→ INPUT RECORDS

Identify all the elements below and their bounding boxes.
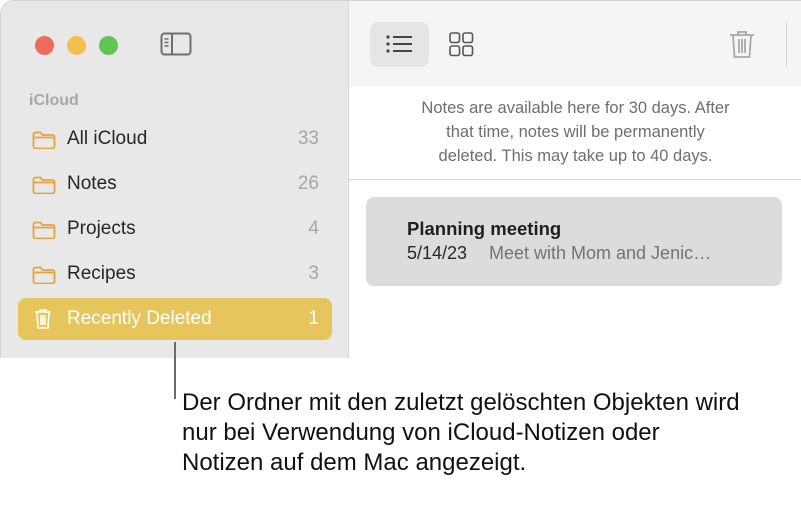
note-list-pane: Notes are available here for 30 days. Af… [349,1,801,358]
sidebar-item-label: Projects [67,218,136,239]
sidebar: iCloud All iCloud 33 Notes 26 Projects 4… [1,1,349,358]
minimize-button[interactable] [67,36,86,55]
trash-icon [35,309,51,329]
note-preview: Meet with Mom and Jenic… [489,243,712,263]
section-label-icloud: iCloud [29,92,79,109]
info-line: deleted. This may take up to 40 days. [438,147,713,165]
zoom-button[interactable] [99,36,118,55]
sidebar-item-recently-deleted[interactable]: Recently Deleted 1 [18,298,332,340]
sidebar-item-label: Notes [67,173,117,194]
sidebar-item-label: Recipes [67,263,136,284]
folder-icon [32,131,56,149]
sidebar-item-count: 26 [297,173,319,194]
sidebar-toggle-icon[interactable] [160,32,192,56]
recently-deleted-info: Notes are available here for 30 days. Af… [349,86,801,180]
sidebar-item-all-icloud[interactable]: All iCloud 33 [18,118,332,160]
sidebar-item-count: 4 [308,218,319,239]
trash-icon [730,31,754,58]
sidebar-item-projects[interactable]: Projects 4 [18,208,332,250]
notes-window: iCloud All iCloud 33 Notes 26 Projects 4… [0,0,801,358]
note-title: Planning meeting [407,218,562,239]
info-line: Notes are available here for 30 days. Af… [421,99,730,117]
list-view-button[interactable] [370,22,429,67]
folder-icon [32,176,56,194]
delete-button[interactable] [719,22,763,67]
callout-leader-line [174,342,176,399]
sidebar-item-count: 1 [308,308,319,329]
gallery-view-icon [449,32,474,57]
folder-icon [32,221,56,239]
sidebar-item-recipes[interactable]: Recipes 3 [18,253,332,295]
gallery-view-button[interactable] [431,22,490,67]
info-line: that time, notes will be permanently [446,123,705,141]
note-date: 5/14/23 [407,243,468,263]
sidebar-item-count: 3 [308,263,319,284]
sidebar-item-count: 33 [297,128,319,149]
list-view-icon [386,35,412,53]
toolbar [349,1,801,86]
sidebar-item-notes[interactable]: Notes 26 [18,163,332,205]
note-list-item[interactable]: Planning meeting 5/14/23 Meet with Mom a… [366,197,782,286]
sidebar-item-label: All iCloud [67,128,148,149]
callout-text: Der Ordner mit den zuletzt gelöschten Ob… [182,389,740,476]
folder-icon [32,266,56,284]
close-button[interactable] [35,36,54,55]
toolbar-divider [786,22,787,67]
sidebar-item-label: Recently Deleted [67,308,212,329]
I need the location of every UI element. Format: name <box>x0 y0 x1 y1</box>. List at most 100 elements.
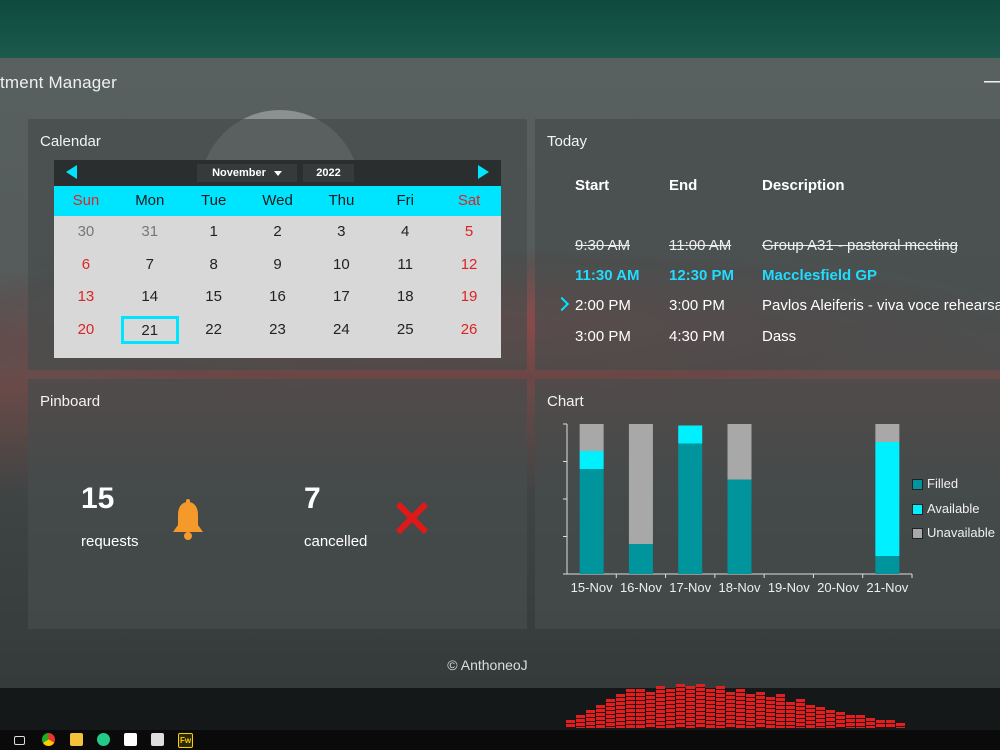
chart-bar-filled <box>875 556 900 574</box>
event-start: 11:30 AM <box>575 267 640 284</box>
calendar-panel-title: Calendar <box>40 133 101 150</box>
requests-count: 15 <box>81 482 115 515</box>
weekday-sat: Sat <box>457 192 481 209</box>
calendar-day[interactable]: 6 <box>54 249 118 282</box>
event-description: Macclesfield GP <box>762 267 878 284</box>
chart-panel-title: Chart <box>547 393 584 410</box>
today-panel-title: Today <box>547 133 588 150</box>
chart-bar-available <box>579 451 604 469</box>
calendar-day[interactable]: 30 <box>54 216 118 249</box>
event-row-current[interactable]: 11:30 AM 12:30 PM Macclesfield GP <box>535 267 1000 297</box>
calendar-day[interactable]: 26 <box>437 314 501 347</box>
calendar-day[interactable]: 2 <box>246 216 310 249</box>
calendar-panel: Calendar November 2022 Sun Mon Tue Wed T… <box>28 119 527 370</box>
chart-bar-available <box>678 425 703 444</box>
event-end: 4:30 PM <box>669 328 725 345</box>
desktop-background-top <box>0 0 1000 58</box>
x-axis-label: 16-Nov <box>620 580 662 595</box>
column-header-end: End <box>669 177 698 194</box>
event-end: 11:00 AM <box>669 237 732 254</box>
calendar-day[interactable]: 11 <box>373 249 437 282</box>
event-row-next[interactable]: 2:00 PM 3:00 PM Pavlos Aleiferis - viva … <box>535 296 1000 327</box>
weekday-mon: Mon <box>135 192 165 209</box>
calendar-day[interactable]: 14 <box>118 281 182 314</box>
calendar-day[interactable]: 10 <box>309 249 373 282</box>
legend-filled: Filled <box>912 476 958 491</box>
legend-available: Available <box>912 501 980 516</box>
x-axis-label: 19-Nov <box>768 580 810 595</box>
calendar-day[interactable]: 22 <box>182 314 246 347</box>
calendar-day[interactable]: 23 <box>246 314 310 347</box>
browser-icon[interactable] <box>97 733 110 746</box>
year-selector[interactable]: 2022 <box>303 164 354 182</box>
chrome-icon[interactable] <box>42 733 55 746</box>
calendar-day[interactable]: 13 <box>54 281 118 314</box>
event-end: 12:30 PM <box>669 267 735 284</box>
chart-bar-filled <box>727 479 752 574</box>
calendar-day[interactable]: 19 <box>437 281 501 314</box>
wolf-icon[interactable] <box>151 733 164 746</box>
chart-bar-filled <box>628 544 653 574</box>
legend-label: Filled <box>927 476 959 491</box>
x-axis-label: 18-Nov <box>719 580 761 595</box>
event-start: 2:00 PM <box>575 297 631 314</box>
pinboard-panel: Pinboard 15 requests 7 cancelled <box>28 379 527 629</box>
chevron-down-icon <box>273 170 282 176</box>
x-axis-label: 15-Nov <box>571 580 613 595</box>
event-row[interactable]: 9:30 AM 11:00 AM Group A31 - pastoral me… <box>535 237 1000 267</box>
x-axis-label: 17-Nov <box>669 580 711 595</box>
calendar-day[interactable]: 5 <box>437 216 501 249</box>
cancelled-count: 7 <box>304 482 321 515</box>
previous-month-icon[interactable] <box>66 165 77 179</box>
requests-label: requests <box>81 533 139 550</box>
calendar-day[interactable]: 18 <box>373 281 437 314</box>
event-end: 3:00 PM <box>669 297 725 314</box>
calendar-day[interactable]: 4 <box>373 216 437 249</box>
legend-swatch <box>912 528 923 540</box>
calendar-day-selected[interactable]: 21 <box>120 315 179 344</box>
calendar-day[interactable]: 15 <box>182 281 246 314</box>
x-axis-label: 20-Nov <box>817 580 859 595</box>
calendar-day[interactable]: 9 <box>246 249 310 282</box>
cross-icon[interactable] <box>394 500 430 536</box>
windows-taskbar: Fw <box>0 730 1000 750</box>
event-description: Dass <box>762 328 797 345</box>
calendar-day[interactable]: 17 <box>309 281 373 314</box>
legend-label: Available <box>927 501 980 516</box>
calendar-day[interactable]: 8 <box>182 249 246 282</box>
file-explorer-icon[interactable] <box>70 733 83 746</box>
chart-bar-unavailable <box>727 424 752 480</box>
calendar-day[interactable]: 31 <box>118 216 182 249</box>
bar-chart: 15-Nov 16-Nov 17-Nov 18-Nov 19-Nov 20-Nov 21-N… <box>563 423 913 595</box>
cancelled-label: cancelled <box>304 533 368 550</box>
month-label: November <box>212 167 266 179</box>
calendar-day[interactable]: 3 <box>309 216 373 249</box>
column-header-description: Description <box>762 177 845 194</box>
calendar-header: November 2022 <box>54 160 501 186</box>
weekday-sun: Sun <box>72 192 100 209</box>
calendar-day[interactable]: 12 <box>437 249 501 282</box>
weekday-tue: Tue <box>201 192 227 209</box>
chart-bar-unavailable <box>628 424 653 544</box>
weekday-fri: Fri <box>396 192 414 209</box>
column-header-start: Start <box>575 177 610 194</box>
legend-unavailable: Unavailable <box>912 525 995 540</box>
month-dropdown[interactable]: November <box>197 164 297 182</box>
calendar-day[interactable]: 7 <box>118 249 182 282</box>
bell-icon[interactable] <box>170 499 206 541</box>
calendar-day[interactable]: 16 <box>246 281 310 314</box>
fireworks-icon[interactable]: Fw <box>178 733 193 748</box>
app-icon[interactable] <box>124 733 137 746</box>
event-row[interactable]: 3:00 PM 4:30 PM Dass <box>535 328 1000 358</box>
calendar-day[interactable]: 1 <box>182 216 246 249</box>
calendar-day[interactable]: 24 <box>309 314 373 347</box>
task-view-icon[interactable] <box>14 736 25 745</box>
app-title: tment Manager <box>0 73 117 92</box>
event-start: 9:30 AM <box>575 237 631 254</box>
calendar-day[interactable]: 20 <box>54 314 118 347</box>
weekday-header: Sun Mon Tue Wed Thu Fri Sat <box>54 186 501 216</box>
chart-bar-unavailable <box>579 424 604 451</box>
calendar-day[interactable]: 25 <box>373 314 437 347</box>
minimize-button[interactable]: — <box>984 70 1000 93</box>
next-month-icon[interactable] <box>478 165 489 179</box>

→ DIRECTIVE
Render the listing lines as a numbered list, omitting blank lines. Begin at the line containing "chart-bar-filled <box>875 556 900 574</box>" and continue through the line containing "today-panel-title: Today <box>547", both included.

→ RESULT BELOW
1. chart-bar-filled <box>875 556 900 574</box>
2. event-start: 11:30 AM <box>575 267 640 284</box>
3. calendar-panel-title: Calendar <box>40 133 101 150</box>
4. requests-count: 15 <box>81 482 115 515</box>
5. weekday-sat: Sat <box>457 192 481 209</box>
6. calendar-day[interactable]: 6 <box>54 249 118 282</box>
7. event-description: Macclesfield GP <box>762 267 878 284</box>
8. chart-panel-title: Chart <box>547 393 584 410</box>
9. today-panel-title: Today <box>547 133 588 150</box>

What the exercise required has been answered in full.